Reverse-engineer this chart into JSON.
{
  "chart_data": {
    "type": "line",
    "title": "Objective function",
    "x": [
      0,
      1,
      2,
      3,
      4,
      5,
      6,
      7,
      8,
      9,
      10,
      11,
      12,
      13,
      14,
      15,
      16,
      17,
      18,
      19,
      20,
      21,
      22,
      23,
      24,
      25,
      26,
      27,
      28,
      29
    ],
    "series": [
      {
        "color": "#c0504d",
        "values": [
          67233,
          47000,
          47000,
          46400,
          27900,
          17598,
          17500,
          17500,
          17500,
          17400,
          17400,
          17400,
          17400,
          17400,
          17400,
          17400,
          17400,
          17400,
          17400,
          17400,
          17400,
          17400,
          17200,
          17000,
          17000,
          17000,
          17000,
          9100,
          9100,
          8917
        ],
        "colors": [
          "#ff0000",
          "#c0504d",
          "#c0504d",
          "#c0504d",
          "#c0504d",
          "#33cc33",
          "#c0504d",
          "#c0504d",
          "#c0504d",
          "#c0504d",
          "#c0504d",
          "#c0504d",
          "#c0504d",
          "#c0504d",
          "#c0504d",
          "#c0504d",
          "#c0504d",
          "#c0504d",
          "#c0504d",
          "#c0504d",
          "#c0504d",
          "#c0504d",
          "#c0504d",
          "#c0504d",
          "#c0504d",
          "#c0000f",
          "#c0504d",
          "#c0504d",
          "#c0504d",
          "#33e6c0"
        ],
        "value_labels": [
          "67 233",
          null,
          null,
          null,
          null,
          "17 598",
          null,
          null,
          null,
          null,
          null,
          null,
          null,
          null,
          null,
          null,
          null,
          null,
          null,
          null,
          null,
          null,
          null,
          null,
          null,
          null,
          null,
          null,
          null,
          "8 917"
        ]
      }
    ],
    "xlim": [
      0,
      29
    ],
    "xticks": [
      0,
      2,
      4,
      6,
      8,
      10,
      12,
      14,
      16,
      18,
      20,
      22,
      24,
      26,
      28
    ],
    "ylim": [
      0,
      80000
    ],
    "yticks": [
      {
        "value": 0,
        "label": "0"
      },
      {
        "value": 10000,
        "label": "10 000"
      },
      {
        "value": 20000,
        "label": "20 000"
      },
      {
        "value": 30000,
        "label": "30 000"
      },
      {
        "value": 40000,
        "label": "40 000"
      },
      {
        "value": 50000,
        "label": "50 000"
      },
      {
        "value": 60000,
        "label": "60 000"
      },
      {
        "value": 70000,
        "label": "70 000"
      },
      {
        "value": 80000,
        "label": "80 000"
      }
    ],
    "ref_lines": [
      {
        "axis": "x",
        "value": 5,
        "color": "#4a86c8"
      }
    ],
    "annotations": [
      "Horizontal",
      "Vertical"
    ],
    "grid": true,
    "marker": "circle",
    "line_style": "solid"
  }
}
● ● ●
→ DO THIS
Extract the full listing and reproduce each line exactly.

→ EXERCISE OUTPUT
Reverse-engineer this chart into JSON.
{
  "chart_data": {
    "type": "line",
    "title": "Objective function",
    "x": [
      0,
      1,
      2,
      3,
      4,
      5,
      6,
      7,
      8,
      9,
      10,
      11,
      12,
      13,
      14,
      15,
      16,
      17,
      18,
      19,
      20,
      21,
      22,
      23,
      24,
      25,
      26,
      27,
      28,
      29
    ],
    "series": [
      {
        "color": "#c0504d",
        "values": [
          67233,
          47000,
          47000,
          46400,
          27900,
          17598,
          17500,
          17500,
          17500,
          17400,
          17400,
          17400,
          17400,
          17400,
          17400,
          17400,
          17400,
          17400,
          17400,
          17400,
          17400,
          17400,
          17200,
          17000,
          17000,
          17000,
          17000,
          9100,
          9100,
          8917
        ],
        "colors": [
          "#ff0000",
          "#c0504d",
          "#c0504d",
          "#c0504d",
          "#c0504d",
          "#33cc33",
          "#c0504d",
          "#c0504d",
          "#c0504d",
          "#c0504d",
          "#c0504d",
          "#c0504d",
          "#c0504d",
          "#c0504d",
          "#c0504d",
          "#c0504d",
          "#c0504d",
          "#c0504d",
          "#c0504d",
          "#c0504d",
          "#c0504d",
          "#c0504d",
          "#c0504d",
          "#c0504d",
          "#c0504d",
          "#c0000f",
          "#c0504d",
          "#c0504d",
          "#c0504d",
          "#33e6c0"
        ],
        "value_labels": [
          "67 233",
          null,
          null,
          null,
          null,
          "17 598",
          null,
          null,
          null,
          null,
          null,
          null,
          null,
          null,
          null,
          null,
          null,
          null,
          null,
          null,
          null,
          null,
          null,
          null,
          null,
          null,
          null,
          null,
          null,
          "8 917"
        ]
      }
    ],
    "xlim": [
      0,
      29
    ],
    "xticks": [
      0,
      2,
      4,
      6,
      8,
      10,
      12,
      14,
      16,
      18,
      20,
      22,
      24,
      26,
      28
    ],
    "ylim": [
      0,
      80000
    ],
    "yticks": [
      {
        "value": 0,
        "label": "0"
      },
      {
        "value": 10000,
        "label": "10 000"
      },
      {
        "value": 20000,
        "label": "20 000"
      },
      {
        "value": 30000,
        "label": "30 000"
      },
      {
        "value": 40000,
        "label": "40 000"
      },
      {
        "value": 50000,
        "label": "50 000"
      },
      {
        "value": 60000,
        "label": "60 000"
      },
      {
        "value": 70000,
        "label": "70 000"
      },
      {
        "value": 80000,
        "label": "80 000"
      }
    ],
    "ref_lines": [
      {
        "axis": "x",
        "value": 5,
        "color": "#4a86c8"
      }
    ],
    "annotations": [
      "Horizontal",
      "Vertical"
    ],
    "grid": true,
    "marker": "circle",
    "line_style": "solid"
  }
}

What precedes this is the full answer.